Arrange every line of the listing below as a numbered list, omitting any blank lines.
────────
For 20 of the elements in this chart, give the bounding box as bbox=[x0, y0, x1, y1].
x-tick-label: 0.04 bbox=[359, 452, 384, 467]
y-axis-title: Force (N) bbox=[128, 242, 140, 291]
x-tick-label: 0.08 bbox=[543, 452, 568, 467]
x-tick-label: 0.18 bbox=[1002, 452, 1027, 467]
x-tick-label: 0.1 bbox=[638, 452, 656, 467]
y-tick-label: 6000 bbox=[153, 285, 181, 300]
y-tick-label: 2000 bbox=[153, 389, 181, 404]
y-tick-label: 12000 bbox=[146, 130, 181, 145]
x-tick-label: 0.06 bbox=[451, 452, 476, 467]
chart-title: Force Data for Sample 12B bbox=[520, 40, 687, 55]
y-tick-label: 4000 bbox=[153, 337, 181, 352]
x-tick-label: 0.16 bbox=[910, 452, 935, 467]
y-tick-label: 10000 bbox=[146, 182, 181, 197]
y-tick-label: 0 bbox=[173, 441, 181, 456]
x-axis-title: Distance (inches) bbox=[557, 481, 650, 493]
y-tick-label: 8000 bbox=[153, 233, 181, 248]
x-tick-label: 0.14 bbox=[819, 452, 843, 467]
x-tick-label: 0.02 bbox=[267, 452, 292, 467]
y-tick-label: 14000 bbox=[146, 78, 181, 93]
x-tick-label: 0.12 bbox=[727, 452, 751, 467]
────────
__Result for this task__.
1. For 20 of the elements in this chart, give the bounding box as bbox=[x0, y0, x1, y1].
2. x-tick-label: 0.04 bbox=[359, 452, 384, 467]
3. y-axis-title: Force (N) bbox=[128, 242, 140, 291]
4. x-tick-label: 0.08 bbox=[543, 452, 568, 467]
5. x-tick-label: 0.18 bbox=[1002, 452, 1027, 467]
6. x-tick-label: 0.1 bbox=[638, 452, 656, 467]
7. y-tick-label: 6000 bbox=[153, 285, 181, 300]
8. y-tick-label: 2000 bbox=[153, 389, 181, 404]
9. y-tick-label: 12000 bbox=[146, 130, 181, 145]
10. x-tick-label: 0.06 bbox=[451, 452, 476, 467]
11. chart-title: Force Data for Sample 12B bbox=[520, 40, 687, 55]
12. y-tick-label: 4000 bbox=[153, 337, 181, 352]
13. x-tick-label: 0.16 bbox=[910, 452, 935, 467]
14. y-tick-label: 10000 bbox=[146, 182, 181, 197]
15. y-tick-label: 0 bbox=[173, 441, 181, 456]
16. x-axis-title: Distance (inches) bbox=[557, 481, 650, 493]
17. y-tick-label: 8000 bbox=[153, 233, 181, 248]
18. x-tick-label: 0.14 bbox=[819, 452, 843, 467]
19. x-tick-label: 0.02 bbox=[267, 452, 292, 467]
20. y-tick-label: 14000 bbox=[146, 78, 181, 93]
21. x-tick-label: 0.12 bbox=[727, 452, 751, 467]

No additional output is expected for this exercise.